#### [Votre tâche]
Relevez tous les noms de personnes cités dans le texte ci-dessous sur la démonstration mathématique, dans leur ordre d'apparition.

#### [Source]
++++++++++

Gödel, plus grand mathématicien du XXème siècle, a par ailleurs démontré qu’il existait des propositions vraies dont on ne pourrait jamais démontrer la véracité. Il a créé un modèle formel de l’arithmétique, et a cherché à prouver sa complétude, à savoir son caractère entièrement démontré. Or pour le valider il s’est trouvé contraint de le considérer consistant, donc d’inclure le principe de non-contradiction, qui n’est pas démontré.
La démonstration ne peut donc pas s’auto-légitimer, puisqu’elle-même n’obéit pas à ses propres règles.
D’autres mathématiciens, au XIXème siècle, ont eux mis en avant le caractère purement formel de la démonstration. Ainsi, deux d’entre eux créèrent des modèles géométriques cohérents en modifiant le 5ème postulat d’Euclide, qui prétend que par un point extérieur à une droite ne passe qu’une parallèle à cette droite. Lobatchevski d’abord le remplace par "Par un point situé en dehors d'une droite donnée, il passe une infinité de droites parallèles à la droite donnée", et crée ainsi un système où le monde n’est pas ramené à un plan mais à une pseudo-sphère. Ensuite, Riemann pose comme 2ème postulat : "Une droite limitée ne peut être étendue indéfiniment pour former une droite de longueur infinie" et comme cinquième : "Par un point situé en dehors d'une droite donnée, on ne peut mener aucune parallèle à cette droite donnée". Le monde de la géométrie riemannienne est comme une sphère, et une ligne droite y est pareille à l'arc d'un grand cercle. Ces deux modèles sont parfaitement cohérents permettent de mener des démonstrations, et dans le cas de la géométrie riemannienne trouve même des applications au champ gravitationnel chez Einstein. C’est ainsi que la somme des angles d’un triangle, strictement égale a 180° en géométrie euclidienne, est supérieure à cette somme chez l’un Lobatchevski et inférieure chez l’autre Riemann.

++++++++++

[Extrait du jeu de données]

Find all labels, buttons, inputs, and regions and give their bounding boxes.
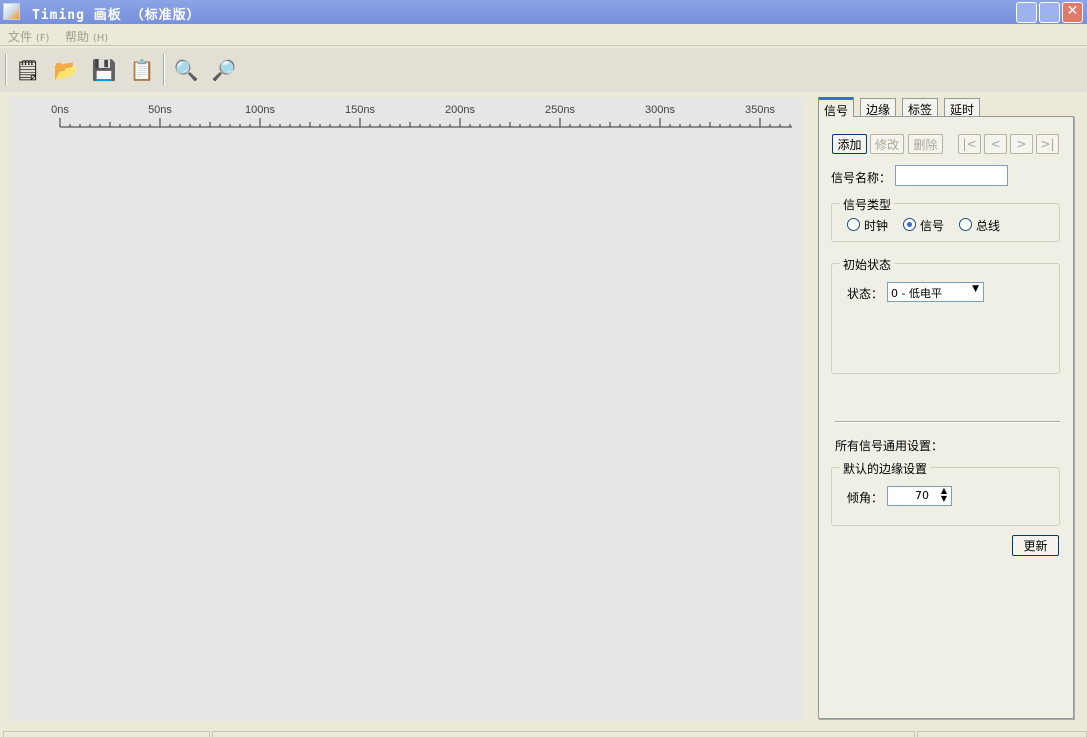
tab-label[interactable]: 标签 xyxy=(902,98,939,117)
ruler-label: 200ns xyxy=(445,104,475,116)
ruler-label: 150ns xyxy=(345,104,375,116)
delete-button[interactable]: 删除 xyxy=(908,134,943,154)
time-ruler: 0ns 50ns 100ns 150ns 200ns 250ns 300ns 350ns xyxy=(51,104,792,128)
edge-settings-group: 默认的边缘设置 倾角： 70 ▲ ▼ xyxy=(831,460,1060,526)
new-icon[interactable]: 🗒 xyxy=(14,56,42,84)
ruler-label: 100ns xyxy=(245,104,275,116)
zoom-out-icon[interactable]: 🔎 xyxy=(210,56,238,84)
maximize-button[interactable] xyxy=(1039,2,1060,23)
tab-delay[interactable]: 延时 xyxy=(944,98,981,117)
slope-label: 倾角： xyxy=(847,491,884,505)
ruler-label: 250ns xyxy=(545,104,575,116)
tab-edge[interactable]: 边缘 xyxy=(860,98,897,117)
window-title: Timing 画板 （标准版） xyxy=(32,8,201,23)
signal-name-input[interactable] xyxy=(895,165,1008,186)
menu-help[interactable]: 帮助 (H) xyxy=(65,28,108,45)
update-button[interactable]: 更新 xyxy=(1012,535,1059,556)
slope-value: 70 xyxy=(915,489,929,502)
state-label: 状态： xyxy=(847,287,884,301)
slope-spinner[interactable]: 70 ▲ ▼ xyxy=(887,486,952,506)
ruler-label: 0ns xyxy=(51,104,69,116)
common-settings-label: 所有信号通用设置： xyxy=(835,439,944,453)
close-button[interactable]: ✕ xyxy=(1062,2,1083,23)
signal-type-title: 信号类型 xyxy=(840,196,895,213)
open-icon[interactable]: 📂 xyxy=(52,56,80,84)
tab-signal[interactable]: 信号 xyxy=(818,97,855,118)
ruler-label: 50ns xyxy=(148,104,172,116)
first-button[interactable]: |< xyxy=(958,134,981,154)
signal-panel: 添加 修改 删除 |< < > >| 信号名称： 信号类型 时钟 信号 总线 初… xyxy=(818,116,1074,719)
spinner-arrows-icon[interactable]: ▲ ▼ xyxy=(941,487,947,503)
last-button[interactable]: >| xyxy=(1036,134,1059,154)
state-select[interactable]: 0 - 低电平 ▼ xyxy=(887,282,984,302)
next-button[interactable]: > xyxy=(1010,134,1033,154)
app-icon xyxy=(3,3,20,20)
radio-bus-label: 总线 xyxy=(976,219,1001,233)
save-icon[interactable]: 💾 xyxy=(90,56,118,84)
radio-bus[interactable] xyxy=(959,218,972,231)
radio-clock-label: 时钟 xyxy=(864,219,889,233)
radio-clock[interactable] xyxy=(847,218,860,231)
save-as-icon[interactable]: 📋 xyxy=(128,56,156,84)
timing-canvas[interactable]: 0ns 50ns 100ns 150ns 200ns 250ns 300ns 350ns xyxy=(10,97,804,721)
add-button[interactable]: 添加 xyxy=(832,134,867,154)
prev-button[interactable]: < xyxy=(984,134,1007,154)
minimize-button[interactable] xyxy=(1016,2,1037,23)
status-bar-pane xyxy=(917,731,1087,737)
radio-signal-label: 信号 xyxy=(920,219,945,233)
divider xyxy=(835,421,1060,423)
chevron-down-icon: ▼ xyxy=(972,284,979,294)
modify-button[interactable]: 修改 xyxy=(870,134,904,154)
radio-signal[interactable] xyxy=(903,218,916,231)
ruler-label: 300ns xyxy=(645,104,675,116)
initial-state-title: 初始状态 xyxy=(840,256,895,273)
state-value: 0 - 低电平 xyxy=(891,287,942,300)
initial-state-group: 初始状态 状态： 0 - 低电平 ▼ xyxy=(831,256,1060,374)
menu-bar: 文件 (F) 帮助 (H) xyxy=(0,24,1087,46)
signal-type-group: 信号类型 时钟 信号 总线 xyxy=(831,196,1060,242)
status-bar-pane xyxy=(212,731,915,737)
status-bar-pane xyxy=(3,731,210,737)
edge-settings-title: 默认的边缘设置 xyxy=(840,460,931,477)
ruler-label: 350ns xyxy=(745,104,775,116)
zoom-in-icon[interactable]: 🔍 xyxy=(172,56,200,84)
separator xyxy=(5,54,7,86)
title-bar: Timing 画板 （标准版） ✕ xyxy=(0,0,1087,24)
toolbar: 🗒 📂 💾 📋 🔍 🔎 xyxy=(0,48,1087,92)
signal-name-label: 信号名称： xyxy=(831,171,892,185)
menu-file[interactable]: 文件 (F) xyxy=(8,28,49,45)
separator xyxy=(163,54,165,86)
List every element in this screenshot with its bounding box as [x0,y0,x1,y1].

++++++++++

#### [Résultat de l'exercice]
Gödel, Euclide, Lobatchevski, Riemann, Einstein